* **Given exercise**
From the line that contains "Type out the text in this image." through the closing line of the entries, write out each line exactly; pictures stay out.

* **Supplied data**
■ ■ ■ ■ ■ ■ ■
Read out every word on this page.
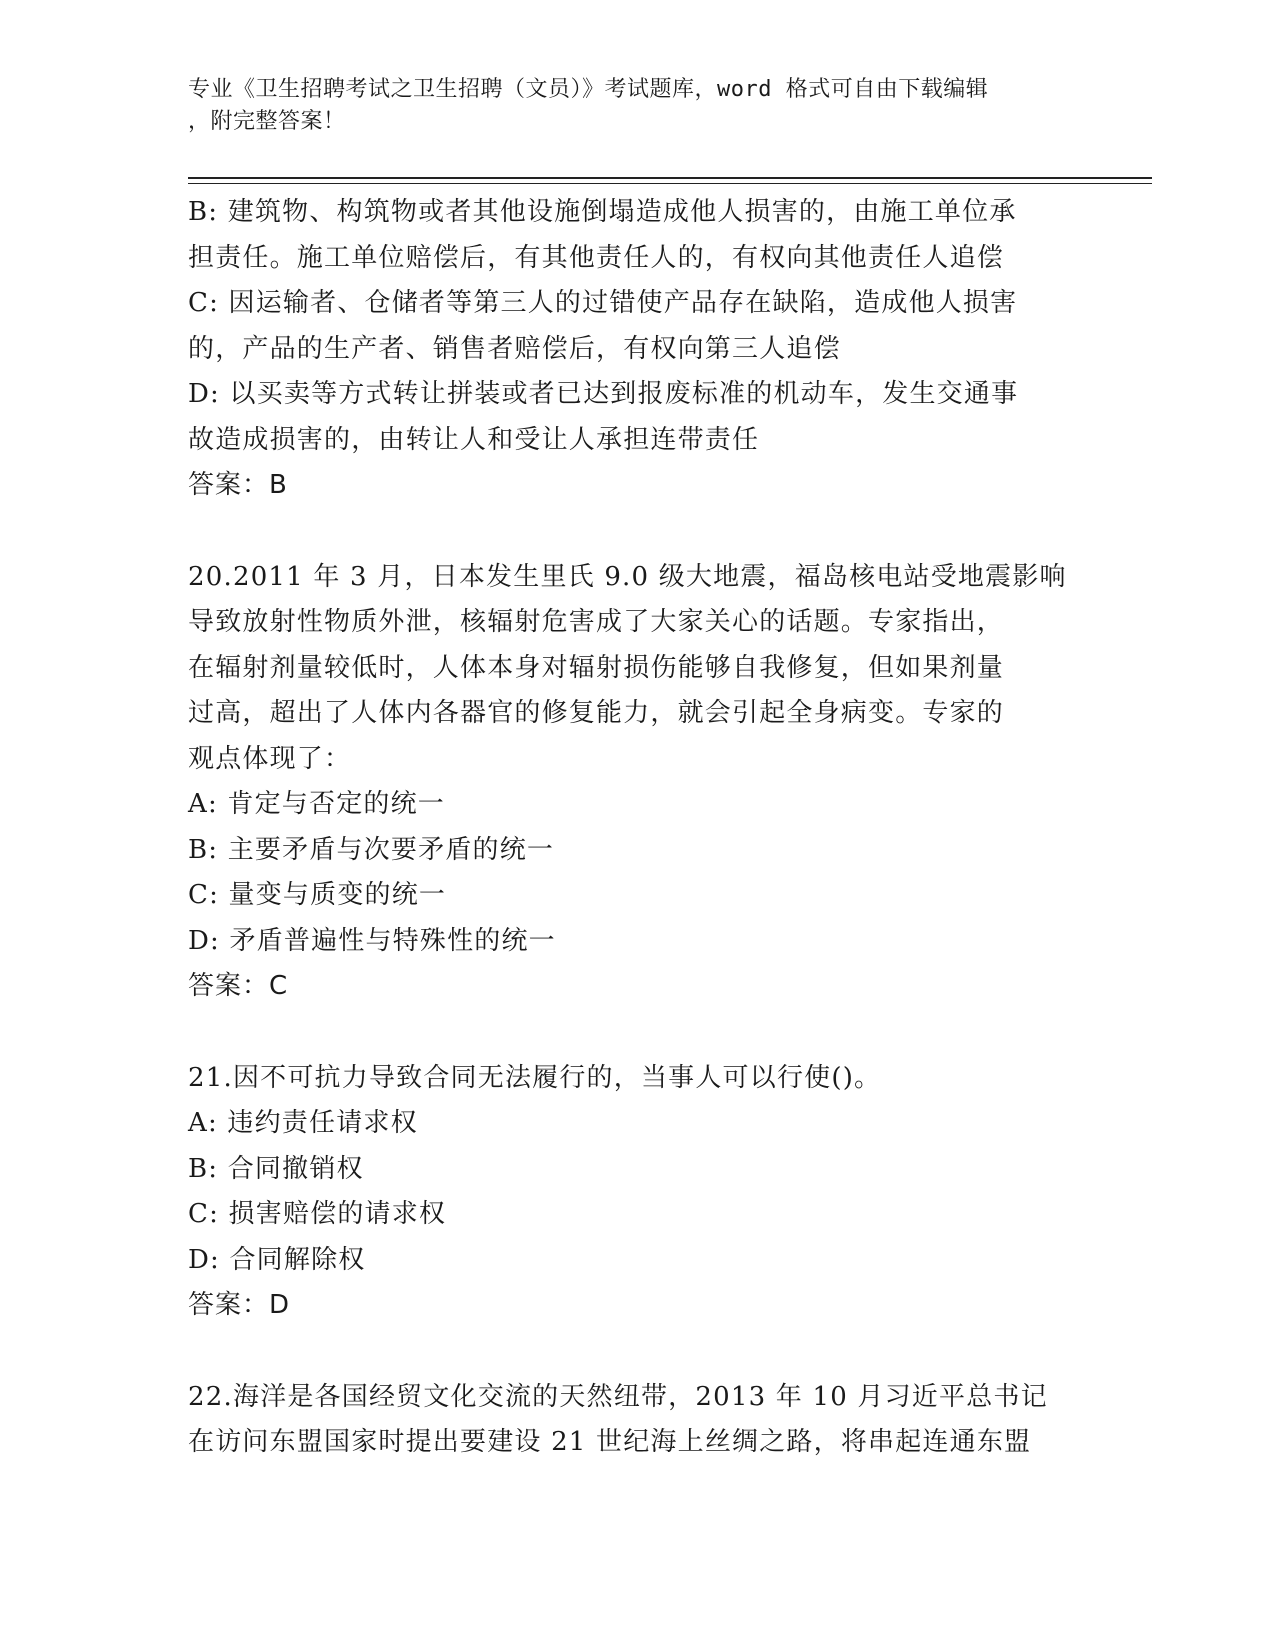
专业《卫生招聘考试之卫生招聘（文员）》考试题库，word 格式可自由下载编辑
，附完整答案！
B: 建筑物、构筑物或者其他设施倒塌造成他人损害的，由施工单位承
担责任。施工单位赔偿后，有其他责任人的，有权向其他责任人追偿
C: 因运输者、仓储者等第三人的过错使产品存在缺陷，造成他人损害
的，产品的生产者、销售者赔偿后，有权向第三人追偿
D: 以买卖等方式转让拼装或者已达到报废标准的机动车，发生交通事
故造成损害的，由转让人和受让人承担连带责任
答案：B
20.2011 年 3 月，日本发生里氏 9.0 级大地震，福岛核电站受地震影响
导致放射性物质外泄，核辐射危害成了大家关心的话题。专家指出，
在辐射剂量较低时，人体本身对辐射损伤能够自我修复，但如果剂量
过高，超出了人体内各器官的修复能力，就会引起全身病变。专家的
观点体现了：
A: 肯定与否定的统一
B: 主要矛盾与次要矛盾的统一
C: 量变与质变的统一
D: 矛盾普遍性与特殊性的统一
答案：C
21.因不可抗力导致合同无法履行的，当事人可以行使()。
A: 违约责任请求权
B: 合同撤销权
C: 损害赔偿的请求权
D: 合同解除权
答案：D
22.海洋是各国经贸文化交流的天然纽带，2013 年 10 月习近平总书记
在访问东盟国家时提出要建设 21 世纪海上丝绸之路，将串起连通东盟
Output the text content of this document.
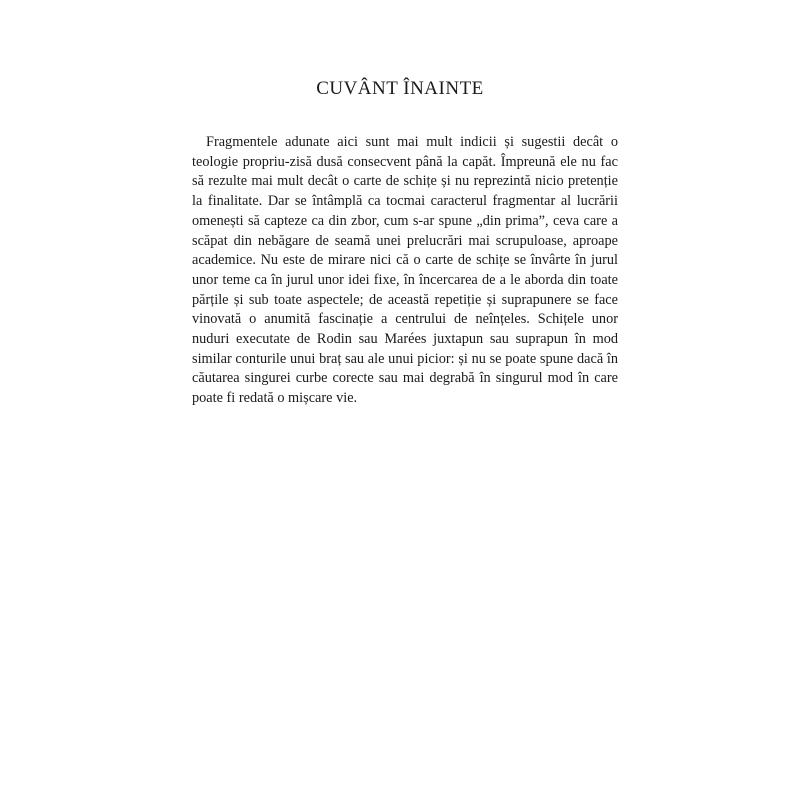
CUVÂNT ÎNAINTE

Fragmentele adunate aici sunt mai mult indicii și sugestii decât o teologie propriu-zisă dusă consecvent până la capăt. Împreună ele nu fac să rezulte mai mult decât o carte de schițe și nu reprezintă nicio pretenție la finalitate. Dar se întâmplă ca tocmai caracterul fragmentar al lucrării omenești să capteze ca din zbor, cum s-ar spune „din prima”, ceva care a scăpat din nebăgare de seamă unei prelucrări mai scrupuloase, aproape academice. Nu este de mirare nici că o carte de schițe se învârte în jurul unor teme ca în jurul unor idei fixe, în încercarea de a le aborda din toate părțile și sub toate aspectele; de această repetiție și suprapunere se face vinovată o anumită fascinație a centrului de neînțeles. Schițele unor nuduri executate de Rodin sau Marées juxtapun sau suprapun în mod similar conturile unui braț sau ale unui picior: și nu se poate spune dacă în căutarea singurei curbe corecte sau mai degrabă în singurul mod în care poate fi redată o mișcare vie.
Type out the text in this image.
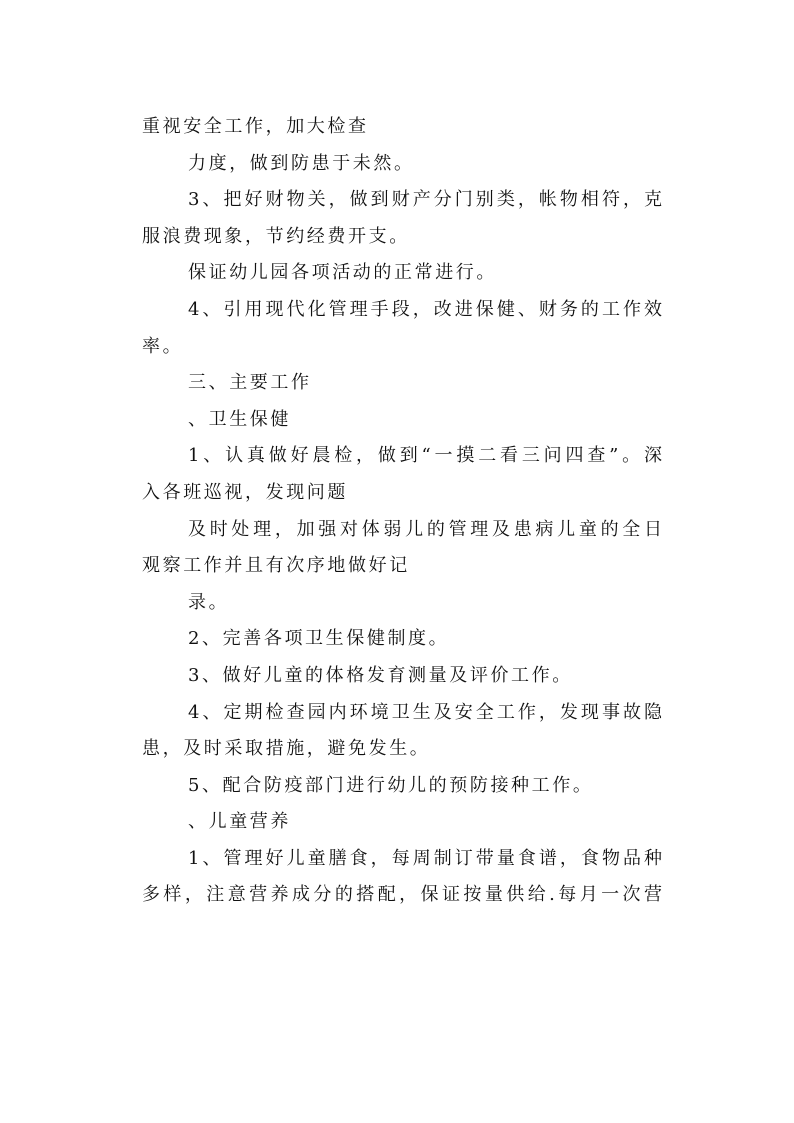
重视安全工作，加大检查
力度，做到防患于未然。
3、把好财物关，做到财产分门别类，帐物相符，克
服浪费现象，节约经费开支。
保证幼儿园各项活动的正常进行。
4、引用现代化管理手段，改进保健、财务的工作效
率。
三、主要工作
、卫生保健
1、认真做好晨检，做到“一摸二看三问四查”。深
入各班巡视，发现问题
及时处理，加强对体弱儿的管理及患病儿童的全日
观察工作并且有次序地做好记
录。
2、完善各项卫生保健制度。
3、做好儿童的体格发育测量及评价工作。
4、定期检查园内环境卫生及安全工作，发现事故隐
患，及时采取措施，避免发生。
5、配合防疫部门进行幼儿的预防接种工作。
、儿童营养
1、管理好儿童膳食，每周制订带量食谱，食物品种
多样，注意营养成分的搭配，保证按量供给.每月一次营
■ ■ ■ ■ ■ ■ ■
* **Answer to this task**
Type out the text in this image.
重视安全工作，加大检查
力度，做到防患于未然。
3、把好财物关，做到财产分门别类，帐物相符，克
服浪费现象，节约经费开支。
保证幼儿园各项活动的正常进行。
4、引用现代化管理手段，改进保健、财务的工作效
率。
三、主要工作
、卫生保健
1、认真做好晨检，做到“一摸二看三问四查”。深
入各班巡视，发现问题
及时处理，加强对体弱儿的管理及患病儿童的全日
观察工作并且有次序地做好记
录。
2、完善各项卫生保健制度。
3、做好儿童的体格发育测量及评价工作。
4、定期检查园内环境卫生及安全工作，发现事故隐
患，及时采取措施，避免发生。
5、配合防疫部门进行幼儿的预防接种工作。
、儿童营养
1、管理好儿童膳食，每周制订带量食谱，食物品种
多样，注意营养成分的搭配，保证按量供给.每月一次营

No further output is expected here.